● Extracted data entries:

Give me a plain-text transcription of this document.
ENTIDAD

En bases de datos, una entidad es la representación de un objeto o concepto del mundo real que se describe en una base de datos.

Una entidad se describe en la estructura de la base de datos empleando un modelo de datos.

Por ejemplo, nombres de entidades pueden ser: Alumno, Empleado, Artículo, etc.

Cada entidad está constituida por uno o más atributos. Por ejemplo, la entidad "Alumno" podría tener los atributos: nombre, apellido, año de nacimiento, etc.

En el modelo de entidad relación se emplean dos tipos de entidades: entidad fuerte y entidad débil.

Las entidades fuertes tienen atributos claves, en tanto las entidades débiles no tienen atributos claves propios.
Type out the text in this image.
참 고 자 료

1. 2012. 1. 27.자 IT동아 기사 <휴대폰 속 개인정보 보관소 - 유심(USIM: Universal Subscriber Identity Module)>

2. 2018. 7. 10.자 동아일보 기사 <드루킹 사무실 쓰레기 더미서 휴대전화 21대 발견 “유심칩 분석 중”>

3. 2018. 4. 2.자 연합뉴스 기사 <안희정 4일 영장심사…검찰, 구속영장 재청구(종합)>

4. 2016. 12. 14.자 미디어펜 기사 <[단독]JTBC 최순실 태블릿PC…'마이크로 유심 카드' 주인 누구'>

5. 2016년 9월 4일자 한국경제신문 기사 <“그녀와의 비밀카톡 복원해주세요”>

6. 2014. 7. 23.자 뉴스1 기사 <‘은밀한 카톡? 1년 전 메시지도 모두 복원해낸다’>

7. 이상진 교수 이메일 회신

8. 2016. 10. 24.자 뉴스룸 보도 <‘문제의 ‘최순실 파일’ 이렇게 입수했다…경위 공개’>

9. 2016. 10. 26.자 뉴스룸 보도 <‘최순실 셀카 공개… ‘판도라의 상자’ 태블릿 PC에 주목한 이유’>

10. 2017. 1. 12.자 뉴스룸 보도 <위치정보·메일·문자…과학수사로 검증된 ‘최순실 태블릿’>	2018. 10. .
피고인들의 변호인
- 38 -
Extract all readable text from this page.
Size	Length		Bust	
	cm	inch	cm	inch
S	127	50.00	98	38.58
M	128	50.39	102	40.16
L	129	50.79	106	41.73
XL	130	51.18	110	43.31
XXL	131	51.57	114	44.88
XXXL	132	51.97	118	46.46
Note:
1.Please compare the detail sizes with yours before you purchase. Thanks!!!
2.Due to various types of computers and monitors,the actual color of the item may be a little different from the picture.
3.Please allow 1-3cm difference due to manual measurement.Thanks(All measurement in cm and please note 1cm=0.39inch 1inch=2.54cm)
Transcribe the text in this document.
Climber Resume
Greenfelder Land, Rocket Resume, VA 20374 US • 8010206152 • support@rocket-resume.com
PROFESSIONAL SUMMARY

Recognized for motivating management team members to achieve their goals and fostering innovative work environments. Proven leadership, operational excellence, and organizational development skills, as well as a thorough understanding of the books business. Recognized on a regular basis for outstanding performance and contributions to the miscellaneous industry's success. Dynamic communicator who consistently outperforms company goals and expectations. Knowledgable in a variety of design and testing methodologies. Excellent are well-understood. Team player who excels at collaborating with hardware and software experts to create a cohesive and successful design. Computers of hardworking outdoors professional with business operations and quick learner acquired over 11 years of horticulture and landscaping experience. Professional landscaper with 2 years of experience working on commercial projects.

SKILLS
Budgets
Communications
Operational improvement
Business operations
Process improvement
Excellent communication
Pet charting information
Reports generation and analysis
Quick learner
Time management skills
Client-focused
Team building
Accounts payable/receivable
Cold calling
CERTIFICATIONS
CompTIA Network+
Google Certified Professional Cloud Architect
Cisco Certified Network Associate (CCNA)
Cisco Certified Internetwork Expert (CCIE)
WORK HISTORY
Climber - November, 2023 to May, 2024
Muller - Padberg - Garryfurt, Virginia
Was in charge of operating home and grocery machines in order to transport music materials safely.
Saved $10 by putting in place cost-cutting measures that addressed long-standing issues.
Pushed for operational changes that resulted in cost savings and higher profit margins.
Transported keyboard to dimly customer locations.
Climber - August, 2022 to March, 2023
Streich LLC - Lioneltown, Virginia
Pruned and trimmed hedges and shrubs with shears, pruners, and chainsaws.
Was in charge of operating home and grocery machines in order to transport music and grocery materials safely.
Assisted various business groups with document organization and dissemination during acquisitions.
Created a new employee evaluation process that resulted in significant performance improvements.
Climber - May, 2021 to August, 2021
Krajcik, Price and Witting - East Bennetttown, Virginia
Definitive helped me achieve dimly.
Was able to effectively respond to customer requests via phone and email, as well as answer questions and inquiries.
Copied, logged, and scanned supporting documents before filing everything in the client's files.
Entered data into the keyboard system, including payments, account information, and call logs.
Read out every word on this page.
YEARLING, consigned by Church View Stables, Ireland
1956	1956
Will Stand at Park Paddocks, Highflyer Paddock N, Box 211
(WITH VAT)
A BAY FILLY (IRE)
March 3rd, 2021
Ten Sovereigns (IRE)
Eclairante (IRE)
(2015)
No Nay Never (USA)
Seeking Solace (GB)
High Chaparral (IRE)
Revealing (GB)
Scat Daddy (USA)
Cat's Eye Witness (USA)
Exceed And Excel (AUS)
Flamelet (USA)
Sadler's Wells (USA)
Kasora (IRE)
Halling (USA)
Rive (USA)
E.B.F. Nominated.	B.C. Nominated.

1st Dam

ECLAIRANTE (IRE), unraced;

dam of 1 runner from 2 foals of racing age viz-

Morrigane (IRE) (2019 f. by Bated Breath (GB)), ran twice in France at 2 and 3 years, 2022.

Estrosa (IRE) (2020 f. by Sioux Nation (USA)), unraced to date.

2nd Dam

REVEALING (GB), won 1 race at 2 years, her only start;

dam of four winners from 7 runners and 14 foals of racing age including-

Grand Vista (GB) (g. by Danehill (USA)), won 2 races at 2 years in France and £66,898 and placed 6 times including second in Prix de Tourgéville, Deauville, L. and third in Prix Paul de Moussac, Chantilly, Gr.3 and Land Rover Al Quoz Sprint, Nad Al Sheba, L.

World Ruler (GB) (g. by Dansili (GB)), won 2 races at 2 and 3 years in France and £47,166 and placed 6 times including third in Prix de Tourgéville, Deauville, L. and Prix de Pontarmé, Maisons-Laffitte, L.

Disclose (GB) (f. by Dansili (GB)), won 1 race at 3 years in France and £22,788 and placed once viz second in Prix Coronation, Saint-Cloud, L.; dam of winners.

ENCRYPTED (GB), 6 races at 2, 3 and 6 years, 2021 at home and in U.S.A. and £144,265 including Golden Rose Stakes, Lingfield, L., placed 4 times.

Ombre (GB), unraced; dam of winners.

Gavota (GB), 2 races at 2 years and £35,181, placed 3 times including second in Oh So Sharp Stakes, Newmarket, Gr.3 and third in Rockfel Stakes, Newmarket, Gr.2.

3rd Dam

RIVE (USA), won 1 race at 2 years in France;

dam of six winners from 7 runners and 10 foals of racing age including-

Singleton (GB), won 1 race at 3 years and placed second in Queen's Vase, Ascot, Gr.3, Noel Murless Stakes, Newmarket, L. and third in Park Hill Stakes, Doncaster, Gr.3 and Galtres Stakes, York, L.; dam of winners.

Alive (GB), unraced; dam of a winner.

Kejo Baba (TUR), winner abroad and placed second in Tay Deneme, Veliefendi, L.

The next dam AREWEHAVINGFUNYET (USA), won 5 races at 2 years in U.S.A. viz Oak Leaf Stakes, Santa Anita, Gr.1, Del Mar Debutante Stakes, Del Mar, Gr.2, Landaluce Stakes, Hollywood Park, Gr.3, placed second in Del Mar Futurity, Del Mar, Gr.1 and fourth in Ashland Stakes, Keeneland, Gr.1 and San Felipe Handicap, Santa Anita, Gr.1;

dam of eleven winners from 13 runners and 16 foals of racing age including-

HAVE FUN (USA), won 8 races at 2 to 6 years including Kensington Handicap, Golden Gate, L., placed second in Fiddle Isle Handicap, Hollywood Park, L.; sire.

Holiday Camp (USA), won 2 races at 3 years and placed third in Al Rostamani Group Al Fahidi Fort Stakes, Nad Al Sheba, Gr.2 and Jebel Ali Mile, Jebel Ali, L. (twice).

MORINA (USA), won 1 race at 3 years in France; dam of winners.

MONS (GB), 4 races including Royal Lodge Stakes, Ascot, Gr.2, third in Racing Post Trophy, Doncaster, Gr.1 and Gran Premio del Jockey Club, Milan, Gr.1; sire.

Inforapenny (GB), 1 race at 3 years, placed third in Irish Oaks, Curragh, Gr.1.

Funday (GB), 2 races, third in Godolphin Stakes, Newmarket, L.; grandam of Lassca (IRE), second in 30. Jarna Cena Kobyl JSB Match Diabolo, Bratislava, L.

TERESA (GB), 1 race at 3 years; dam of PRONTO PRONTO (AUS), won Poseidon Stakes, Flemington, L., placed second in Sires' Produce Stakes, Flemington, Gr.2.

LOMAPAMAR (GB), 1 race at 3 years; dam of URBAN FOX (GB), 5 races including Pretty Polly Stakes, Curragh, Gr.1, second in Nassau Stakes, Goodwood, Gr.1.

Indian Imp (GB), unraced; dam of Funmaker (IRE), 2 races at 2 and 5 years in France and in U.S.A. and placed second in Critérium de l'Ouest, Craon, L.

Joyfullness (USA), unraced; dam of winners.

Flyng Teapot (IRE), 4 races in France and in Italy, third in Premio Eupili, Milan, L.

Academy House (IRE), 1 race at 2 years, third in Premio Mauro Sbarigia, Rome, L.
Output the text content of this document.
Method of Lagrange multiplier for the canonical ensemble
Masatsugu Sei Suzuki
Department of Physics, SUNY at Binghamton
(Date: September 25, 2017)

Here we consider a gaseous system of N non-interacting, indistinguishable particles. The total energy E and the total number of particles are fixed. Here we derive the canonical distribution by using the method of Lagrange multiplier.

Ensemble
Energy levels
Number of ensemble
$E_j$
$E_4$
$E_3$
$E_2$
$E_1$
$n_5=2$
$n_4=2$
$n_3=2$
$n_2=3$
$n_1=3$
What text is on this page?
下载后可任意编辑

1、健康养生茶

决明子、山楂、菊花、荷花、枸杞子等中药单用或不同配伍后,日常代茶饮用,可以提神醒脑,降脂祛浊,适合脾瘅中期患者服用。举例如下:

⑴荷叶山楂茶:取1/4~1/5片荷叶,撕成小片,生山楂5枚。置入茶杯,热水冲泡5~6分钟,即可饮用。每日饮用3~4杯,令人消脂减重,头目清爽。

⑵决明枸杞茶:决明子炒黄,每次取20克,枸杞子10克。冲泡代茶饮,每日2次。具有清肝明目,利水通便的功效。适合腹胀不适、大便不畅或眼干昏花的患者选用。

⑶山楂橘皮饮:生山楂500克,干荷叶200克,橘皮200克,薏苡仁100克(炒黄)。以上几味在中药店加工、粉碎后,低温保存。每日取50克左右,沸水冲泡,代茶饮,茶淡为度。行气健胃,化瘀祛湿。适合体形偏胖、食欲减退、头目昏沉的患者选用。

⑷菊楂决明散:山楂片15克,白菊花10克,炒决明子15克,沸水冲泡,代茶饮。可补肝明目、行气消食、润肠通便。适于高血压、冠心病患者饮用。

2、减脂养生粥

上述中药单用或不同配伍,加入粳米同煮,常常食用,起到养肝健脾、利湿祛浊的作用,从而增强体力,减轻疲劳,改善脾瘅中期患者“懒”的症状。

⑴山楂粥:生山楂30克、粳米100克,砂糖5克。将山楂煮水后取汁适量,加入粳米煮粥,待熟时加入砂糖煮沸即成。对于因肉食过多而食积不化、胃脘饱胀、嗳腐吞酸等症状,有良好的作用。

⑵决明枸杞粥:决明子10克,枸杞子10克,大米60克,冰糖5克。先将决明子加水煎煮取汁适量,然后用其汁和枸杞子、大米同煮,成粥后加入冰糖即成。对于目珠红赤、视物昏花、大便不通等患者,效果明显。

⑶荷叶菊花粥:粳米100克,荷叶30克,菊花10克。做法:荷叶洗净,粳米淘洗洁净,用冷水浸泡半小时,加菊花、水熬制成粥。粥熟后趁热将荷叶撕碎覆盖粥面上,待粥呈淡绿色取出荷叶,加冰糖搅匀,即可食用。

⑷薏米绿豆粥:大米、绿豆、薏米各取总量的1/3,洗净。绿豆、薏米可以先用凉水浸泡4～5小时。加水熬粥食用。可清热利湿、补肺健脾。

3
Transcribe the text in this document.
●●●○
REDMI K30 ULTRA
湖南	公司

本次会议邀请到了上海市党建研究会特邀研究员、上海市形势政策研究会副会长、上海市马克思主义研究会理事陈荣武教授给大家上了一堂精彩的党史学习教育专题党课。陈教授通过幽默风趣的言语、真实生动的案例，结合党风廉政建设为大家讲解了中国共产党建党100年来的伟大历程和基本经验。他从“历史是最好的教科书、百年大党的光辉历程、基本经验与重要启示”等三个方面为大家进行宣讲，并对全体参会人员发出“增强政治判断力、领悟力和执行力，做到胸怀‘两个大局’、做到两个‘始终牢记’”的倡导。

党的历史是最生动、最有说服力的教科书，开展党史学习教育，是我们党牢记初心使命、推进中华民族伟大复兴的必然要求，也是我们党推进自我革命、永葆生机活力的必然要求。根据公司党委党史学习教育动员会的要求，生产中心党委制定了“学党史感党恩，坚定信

● What the task asks: Find the lines holding "from" and list every one.

● Written reply:
Extract all readable text from this page.
2.Due to various types of computers and monitors,the actual color of the item may be a little different from the picture.
dam of 1 runner from 2 foals of racing age viz-
dam of four winners from 7 runners and 14 foals of racing age including-
dam of six winners from 7 runners and 10 foals of racing age including-
dam of eleven winners from 13 runners and 16 foals of racing age including-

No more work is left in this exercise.